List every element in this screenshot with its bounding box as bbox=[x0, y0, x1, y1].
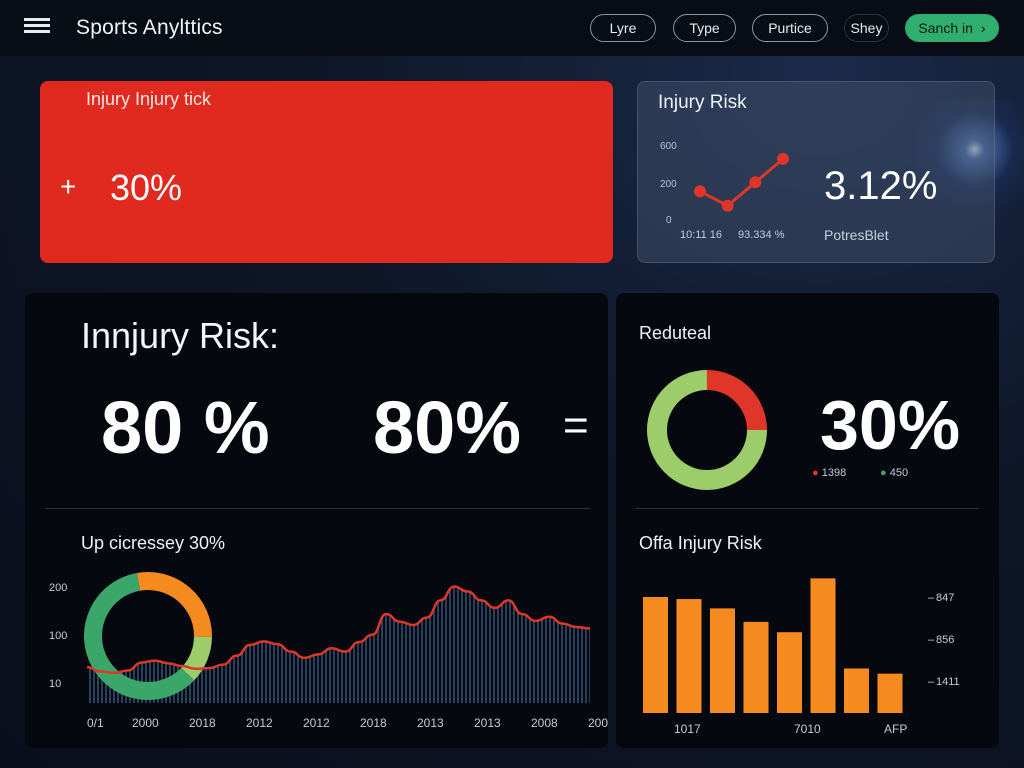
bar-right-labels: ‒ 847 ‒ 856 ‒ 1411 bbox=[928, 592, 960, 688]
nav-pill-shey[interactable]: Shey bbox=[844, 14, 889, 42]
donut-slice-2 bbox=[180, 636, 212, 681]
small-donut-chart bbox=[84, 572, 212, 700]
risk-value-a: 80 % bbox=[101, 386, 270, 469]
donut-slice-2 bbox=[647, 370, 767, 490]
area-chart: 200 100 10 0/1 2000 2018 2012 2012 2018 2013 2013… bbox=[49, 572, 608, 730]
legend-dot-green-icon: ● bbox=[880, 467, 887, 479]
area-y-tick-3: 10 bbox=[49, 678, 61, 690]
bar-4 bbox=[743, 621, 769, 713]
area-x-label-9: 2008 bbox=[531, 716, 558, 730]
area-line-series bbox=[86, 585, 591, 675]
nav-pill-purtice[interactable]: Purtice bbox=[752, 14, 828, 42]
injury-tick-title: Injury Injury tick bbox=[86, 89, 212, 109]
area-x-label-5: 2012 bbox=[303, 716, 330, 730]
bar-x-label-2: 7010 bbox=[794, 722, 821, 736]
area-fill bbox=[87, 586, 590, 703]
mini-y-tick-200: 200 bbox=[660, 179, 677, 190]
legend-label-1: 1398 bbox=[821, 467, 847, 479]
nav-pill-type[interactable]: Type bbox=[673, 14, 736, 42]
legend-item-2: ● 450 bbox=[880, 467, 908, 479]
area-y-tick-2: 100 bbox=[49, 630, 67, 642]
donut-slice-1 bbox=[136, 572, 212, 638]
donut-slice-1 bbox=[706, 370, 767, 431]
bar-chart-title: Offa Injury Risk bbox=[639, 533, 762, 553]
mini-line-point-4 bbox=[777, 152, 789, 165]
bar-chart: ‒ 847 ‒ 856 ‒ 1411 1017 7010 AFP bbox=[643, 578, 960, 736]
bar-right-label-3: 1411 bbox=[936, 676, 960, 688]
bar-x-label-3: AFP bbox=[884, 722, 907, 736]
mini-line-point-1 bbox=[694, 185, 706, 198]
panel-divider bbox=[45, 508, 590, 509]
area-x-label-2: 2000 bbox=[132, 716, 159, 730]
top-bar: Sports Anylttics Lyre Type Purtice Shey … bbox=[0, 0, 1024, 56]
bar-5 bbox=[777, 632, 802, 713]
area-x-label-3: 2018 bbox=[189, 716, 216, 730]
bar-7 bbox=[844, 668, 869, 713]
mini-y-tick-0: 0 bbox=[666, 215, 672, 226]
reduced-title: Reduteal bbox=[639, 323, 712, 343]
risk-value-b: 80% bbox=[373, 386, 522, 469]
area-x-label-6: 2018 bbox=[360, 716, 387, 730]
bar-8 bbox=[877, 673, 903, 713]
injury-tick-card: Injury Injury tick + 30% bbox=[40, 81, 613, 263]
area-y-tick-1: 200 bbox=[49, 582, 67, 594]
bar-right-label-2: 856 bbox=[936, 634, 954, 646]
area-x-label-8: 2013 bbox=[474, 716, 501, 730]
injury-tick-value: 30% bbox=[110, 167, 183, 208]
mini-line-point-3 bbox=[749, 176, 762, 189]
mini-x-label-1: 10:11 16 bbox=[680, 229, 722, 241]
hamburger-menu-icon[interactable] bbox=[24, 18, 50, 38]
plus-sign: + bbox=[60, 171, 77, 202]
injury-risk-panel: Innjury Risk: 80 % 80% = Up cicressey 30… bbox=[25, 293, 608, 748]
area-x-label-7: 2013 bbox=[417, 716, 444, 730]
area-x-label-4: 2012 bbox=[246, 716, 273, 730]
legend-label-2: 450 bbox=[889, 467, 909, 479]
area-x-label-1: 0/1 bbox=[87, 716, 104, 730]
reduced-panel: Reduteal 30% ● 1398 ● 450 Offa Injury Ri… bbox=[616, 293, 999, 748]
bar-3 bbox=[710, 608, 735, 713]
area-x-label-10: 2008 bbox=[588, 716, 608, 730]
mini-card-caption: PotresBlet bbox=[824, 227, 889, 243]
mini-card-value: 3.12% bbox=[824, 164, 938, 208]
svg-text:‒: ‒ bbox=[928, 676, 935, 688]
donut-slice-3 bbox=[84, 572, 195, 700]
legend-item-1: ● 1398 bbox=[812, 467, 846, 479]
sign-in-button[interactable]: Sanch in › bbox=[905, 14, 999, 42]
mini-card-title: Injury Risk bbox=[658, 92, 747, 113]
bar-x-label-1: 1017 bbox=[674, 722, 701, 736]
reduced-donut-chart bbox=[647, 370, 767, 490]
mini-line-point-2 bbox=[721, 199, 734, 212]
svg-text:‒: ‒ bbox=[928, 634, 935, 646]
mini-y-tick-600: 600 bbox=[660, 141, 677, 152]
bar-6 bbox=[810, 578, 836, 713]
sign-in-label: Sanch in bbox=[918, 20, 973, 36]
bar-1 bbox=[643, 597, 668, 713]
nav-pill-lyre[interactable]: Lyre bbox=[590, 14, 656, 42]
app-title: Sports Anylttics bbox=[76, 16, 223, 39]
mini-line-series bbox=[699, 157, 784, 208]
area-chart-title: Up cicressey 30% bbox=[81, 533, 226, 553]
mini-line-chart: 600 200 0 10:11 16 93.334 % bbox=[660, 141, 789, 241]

+++

Write out all of the data above word for word, leaving out any picture.

** WRITTEN REPLY **
List every element in this screenshot with its bounding box as bbox=[x0, y0, x1, y1].
bar-right-labels: ‒ 847 ‒ 856 ‒ 1411 bbox=[928, 592, 960, 688]
nav-pill-shey[interactable]: Shey bbox=[844, 14, 889, 42]
donut-slice-2 bbox=[180, 636, 212, 681]
small-donut-chart bbox=[84, 572, 212, 700]
risk-value-a: 80 % bbox=[101, 386, 270, 469]
donut-slice-2 bbox=[647, 370, 767, 490]
area-chart: 200 100 10 0/1 2000 2018 2012 2012 2018 2013 2013… bbox=[49, 572, 608, 730]
legend-dot-green-icon: ● bbox=[880, 467, 887, 479]
area-y-tick-3: 10 bbox=[49, 678, 61, 690]
bar-4 bbox=[743, 621, 769, 713]
area-x-label-9: 2008 bbox=[531, 716, 558, 730]
area-line-series bbox=[86, 585, 591, 675]
nav-pill-purtice[interactable]: Purtice bbox=[752, 14, 828, 42]
injury-tick-title: Injury Injury tick bbox=[86, 89, 212, 109]
area-x-label-5: 2012 bbox=[303, 716, 330, 730]
bar-x-label-2: 7010 bbox=[794, 722, 821, 736]
area-fill bbox=[87, 586, 590, 703]
mini-y-tick-200: 200 bbox=[660, 179, 677, 190]
legend-label-1: 1398 bbox=[821, 467, 847, 479]
nav-pill-type[interactable]: Type bbox=[673, 14, 736, 42]
legend-item-2: ● 450 bbox=[880, 467, 908, 479]
area-y-tick-2: 100 bbox=[49, 630, 67, 642]
donut-slice-1 bbox=[136, 572, 212, 638]
donut-slice-1 bbox=[706, 370, 767, 431]
bar-chart-title: Offa Injury Risk bbox=[639, 533, 762, 553]
mini-line-point-4 bbox=[777, 152, 789, 165]
bar-chart: ‒ 847 ‒ 856 ‒ 1411 1017 7010 AFP bbox=[643, 578, 960, 736]
bar-right-label-3: 1411 bbox=[936, 676, 960, 688]
bar-x-label-3: AFP bbox=[884, 722, 907, 736]
mini-line-point-1 bbox=[694, 185, 706, 198]
panel-divider bbox=[45, 508, 590, 509]
area-x-label-2: 2000 bbox=[132, 716, 159, 730]
top-bar: Sports Anylttics Lyre Type Purtice Shey … bbox=[0, 0, 1024, 56]
bar-5 bbox=[777, 632, 802, 713]
area-x-label-3: 2018 bbox=[189, 716, 216, 730]
bar-7 bbox=[844, 668, 869, 713]
mini-y-tick-0: 0 bbox=[666, 215, 672, 226]
reduced-title: Reduteal bbox=[639, 323, 712, 343]
risk-value-b: 80% bbox=[373, 386, 522, 469]
area-x-label-6: 2018 bbox=[360, 716, 387, 730]
bar-8 bbox=[877, 673, 903, 713]
injury-tick-card: Injury Injury tick + 30% bbox=[40, 81, 613, 263]
area-y-tick-1: 200 bbox=[49, 582, 67, 594]
bar-right-label-2: 856 bbox=[936, 634, 954, 646]
area-x-label-8: 2013 bbox=[474, 716, 501, 730]
injury-tick-value: 30% bbox=[110, 167, 183, 208]
mini-line-point-3 bbox=[749, 176, 762, 189]
mini-x-label-1: 10:11 16 bbox=[680, 229, 722, 241]
hamburger-menu-icon[interactable] bbox=[24, 18, 50, 38]
plus-sign: + bbox=[60, 171, 77, 202]
injury-risk-panel: Innjury Risk: 80 % 80% = Up cicressey 30… bbox=[25, 293, 608, 748]
area-x-label-7: 2013 bbox=[417, 716, 444, 730]
area-x-label-4: 2012 bbox=[246, 716, 273, 730]
legend-label-2: 450 bbox=[889, 467, 909, 479]
area-x-label-1: 0/1 bbox=[87, 716, 104, 730]
reduced-panel: Reduteal 30% ● 1398 ● 450 Offa Injury Ri… bbox=[616, 293, 999, 748]
bar-3 bbox=[710, 608, 735, 713]
area-x-label-10: 2008 bbox=[588, 716, 608, 730]
mini-card-caption: PotresBlet bbox=[824, 227, 889, 243]
mini-card-value: 3.12% bbox=[824, 164, 938, 208]
svg-text:‒: ‒ bbox=[928, 676, 935, 688]
donut-slice-3 bbox=[84, 572, 195, 700]
legend-item-1: ● 1398 bbox=[812, 467, 846, 479]
sign-in-button[interactable]: Sanch in › bbox=[905, 14, 999, 42]
mini-card-title: Injury Risk bbox=[658, 92, 747, 113]
bar-x-label-1: 1017 bbox=[674, 722, 701, 736]
reduced-donut-chart bbox=[647, 370, 767, 490]
mini-line-point-2 bbox=[721, 199, 734, 212]
svg-text:‒: ‒ bbox=[928, 634, 935, 646]
mini-y-tick-600: 600 bbox=[660, 141, 677, 152]
bar-6 bbox=[810, 578, 836, 713]
sign-in-label: Sanch in bbox=[918, 20, 973, 36]
bar-1 bbox=[643, 597, 668, 713]
nav-pill-lyre[interactable]: Lyre bbox=[590, 14, 656, 42]
app-title: Sports Anylttics bbox=[76, 16, 223, 39]
mini-line-series bbox=[699, 157, 784, 208]
area-chart-title: Up cicressey 30% bbox=[81, 533, 226, 553]
mini-line-chart: 600 200 0 10:11 16 93.334 % bbox=[660, 141, 789, 241]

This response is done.